# [Supplied entries]
+ + + + +
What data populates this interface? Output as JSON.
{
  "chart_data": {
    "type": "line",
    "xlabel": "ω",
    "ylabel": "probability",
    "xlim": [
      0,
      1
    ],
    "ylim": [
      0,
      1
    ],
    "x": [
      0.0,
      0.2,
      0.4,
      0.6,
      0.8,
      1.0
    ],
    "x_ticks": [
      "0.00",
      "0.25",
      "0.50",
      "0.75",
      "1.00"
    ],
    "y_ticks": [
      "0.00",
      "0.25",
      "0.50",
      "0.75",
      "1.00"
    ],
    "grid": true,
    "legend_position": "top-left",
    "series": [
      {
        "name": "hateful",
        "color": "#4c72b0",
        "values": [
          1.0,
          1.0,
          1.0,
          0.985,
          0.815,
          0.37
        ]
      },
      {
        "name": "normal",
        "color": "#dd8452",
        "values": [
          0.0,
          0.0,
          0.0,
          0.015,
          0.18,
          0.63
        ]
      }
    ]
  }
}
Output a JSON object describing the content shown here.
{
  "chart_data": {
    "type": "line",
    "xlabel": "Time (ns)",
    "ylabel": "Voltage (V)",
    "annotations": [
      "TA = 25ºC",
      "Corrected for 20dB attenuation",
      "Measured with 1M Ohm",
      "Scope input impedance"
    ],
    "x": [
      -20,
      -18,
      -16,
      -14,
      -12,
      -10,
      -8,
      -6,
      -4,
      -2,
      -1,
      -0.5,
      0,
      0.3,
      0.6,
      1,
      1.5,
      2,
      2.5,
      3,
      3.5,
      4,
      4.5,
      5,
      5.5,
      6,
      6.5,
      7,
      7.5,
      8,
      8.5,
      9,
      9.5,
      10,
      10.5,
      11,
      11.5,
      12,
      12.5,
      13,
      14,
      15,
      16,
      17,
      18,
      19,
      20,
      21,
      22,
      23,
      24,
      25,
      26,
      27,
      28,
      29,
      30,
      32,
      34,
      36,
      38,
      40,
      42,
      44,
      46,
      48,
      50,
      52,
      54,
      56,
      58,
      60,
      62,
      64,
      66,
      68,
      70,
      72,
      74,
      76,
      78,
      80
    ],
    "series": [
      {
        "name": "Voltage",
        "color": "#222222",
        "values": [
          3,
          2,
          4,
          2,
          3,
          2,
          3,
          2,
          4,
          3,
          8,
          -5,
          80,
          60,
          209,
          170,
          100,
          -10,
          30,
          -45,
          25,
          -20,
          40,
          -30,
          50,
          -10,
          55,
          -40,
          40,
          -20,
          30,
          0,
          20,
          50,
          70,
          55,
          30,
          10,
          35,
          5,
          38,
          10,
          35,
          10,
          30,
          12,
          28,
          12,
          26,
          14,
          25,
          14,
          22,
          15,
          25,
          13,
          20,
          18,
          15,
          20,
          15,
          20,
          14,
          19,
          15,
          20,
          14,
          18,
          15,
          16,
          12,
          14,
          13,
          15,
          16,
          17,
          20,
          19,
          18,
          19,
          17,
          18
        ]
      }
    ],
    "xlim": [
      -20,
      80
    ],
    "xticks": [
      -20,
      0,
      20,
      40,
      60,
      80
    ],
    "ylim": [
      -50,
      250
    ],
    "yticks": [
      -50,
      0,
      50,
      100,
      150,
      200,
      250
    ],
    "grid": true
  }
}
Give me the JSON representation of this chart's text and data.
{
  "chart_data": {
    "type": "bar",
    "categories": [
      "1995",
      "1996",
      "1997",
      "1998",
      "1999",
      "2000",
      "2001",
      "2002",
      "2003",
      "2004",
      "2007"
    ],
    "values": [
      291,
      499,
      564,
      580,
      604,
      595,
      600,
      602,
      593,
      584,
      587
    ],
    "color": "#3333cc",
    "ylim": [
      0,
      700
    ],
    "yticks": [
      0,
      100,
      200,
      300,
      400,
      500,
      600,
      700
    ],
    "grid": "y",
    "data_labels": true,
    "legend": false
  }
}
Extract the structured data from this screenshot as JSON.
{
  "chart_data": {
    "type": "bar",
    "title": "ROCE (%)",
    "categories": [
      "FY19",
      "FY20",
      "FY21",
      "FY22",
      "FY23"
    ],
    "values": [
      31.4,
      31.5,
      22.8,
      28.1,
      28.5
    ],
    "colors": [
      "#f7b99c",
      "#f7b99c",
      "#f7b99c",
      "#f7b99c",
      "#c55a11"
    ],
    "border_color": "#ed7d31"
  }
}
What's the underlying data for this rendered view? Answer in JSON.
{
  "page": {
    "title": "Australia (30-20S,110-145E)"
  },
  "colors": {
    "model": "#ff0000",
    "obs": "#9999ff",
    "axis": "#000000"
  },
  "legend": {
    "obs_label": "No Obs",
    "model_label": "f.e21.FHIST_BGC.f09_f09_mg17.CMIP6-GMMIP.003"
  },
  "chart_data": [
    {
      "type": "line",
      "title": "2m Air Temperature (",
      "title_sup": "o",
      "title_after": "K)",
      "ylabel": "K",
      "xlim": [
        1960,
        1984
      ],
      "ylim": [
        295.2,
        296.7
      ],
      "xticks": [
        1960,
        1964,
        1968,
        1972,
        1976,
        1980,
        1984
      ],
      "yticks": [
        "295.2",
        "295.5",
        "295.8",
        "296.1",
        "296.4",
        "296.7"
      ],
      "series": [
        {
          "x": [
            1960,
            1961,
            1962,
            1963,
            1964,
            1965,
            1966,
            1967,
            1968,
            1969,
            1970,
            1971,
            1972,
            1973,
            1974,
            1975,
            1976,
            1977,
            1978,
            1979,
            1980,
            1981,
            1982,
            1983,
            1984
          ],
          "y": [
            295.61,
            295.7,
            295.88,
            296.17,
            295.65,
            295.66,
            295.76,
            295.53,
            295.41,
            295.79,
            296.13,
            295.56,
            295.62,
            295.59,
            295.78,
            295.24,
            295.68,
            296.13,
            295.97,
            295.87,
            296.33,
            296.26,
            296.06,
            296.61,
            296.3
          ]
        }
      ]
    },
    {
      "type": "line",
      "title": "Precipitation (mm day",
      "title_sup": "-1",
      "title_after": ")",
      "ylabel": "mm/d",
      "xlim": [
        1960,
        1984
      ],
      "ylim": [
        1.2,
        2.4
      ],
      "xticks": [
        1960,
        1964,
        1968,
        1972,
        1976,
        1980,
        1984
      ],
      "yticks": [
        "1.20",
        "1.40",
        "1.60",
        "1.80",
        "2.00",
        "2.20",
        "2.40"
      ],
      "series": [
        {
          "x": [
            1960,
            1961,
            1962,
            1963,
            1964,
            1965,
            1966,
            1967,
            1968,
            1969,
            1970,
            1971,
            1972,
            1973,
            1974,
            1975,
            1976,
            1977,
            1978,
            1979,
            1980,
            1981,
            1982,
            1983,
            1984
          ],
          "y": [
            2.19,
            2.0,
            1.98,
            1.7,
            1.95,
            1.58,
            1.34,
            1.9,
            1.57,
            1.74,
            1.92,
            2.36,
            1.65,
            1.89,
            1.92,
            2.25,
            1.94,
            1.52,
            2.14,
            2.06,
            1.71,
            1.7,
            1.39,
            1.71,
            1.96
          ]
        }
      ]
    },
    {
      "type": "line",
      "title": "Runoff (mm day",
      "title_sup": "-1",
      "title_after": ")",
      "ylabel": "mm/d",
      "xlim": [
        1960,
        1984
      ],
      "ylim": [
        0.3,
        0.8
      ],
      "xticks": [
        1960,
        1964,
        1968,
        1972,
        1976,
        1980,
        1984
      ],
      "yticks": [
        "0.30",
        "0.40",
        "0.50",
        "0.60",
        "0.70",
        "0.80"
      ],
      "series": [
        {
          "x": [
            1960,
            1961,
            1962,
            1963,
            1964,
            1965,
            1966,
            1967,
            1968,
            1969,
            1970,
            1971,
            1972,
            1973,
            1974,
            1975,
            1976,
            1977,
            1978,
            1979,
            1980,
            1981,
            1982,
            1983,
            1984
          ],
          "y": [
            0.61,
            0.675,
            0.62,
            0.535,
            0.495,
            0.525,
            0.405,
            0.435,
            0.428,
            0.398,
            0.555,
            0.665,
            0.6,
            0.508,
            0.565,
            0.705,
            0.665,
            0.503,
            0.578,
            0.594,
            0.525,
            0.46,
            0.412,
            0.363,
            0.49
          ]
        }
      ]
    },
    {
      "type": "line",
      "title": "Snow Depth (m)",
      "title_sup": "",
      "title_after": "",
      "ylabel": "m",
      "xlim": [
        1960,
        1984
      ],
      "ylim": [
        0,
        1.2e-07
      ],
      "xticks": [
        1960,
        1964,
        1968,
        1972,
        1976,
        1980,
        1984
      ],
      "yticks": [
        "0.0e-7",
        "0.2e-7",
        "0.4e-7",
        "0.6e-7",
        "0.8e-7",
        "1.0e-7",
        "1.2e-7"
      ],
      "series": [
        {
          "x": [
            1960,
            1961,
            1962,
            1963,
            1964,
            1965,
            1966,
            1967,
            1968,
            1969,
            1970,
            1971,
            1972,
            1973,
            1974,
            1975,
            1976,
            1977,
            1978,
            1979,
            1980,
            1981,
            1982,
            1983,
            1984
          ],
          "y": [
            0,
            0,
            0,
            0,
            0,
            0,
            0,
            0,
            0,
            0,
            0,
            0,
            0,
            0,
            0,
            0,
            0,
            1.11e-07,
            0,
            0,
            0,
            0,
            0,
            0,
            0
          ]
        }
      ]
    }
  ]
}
+ + + + +
# [Instructions to follow]
Write only the number of lines that include "Output".

# [The answer]
2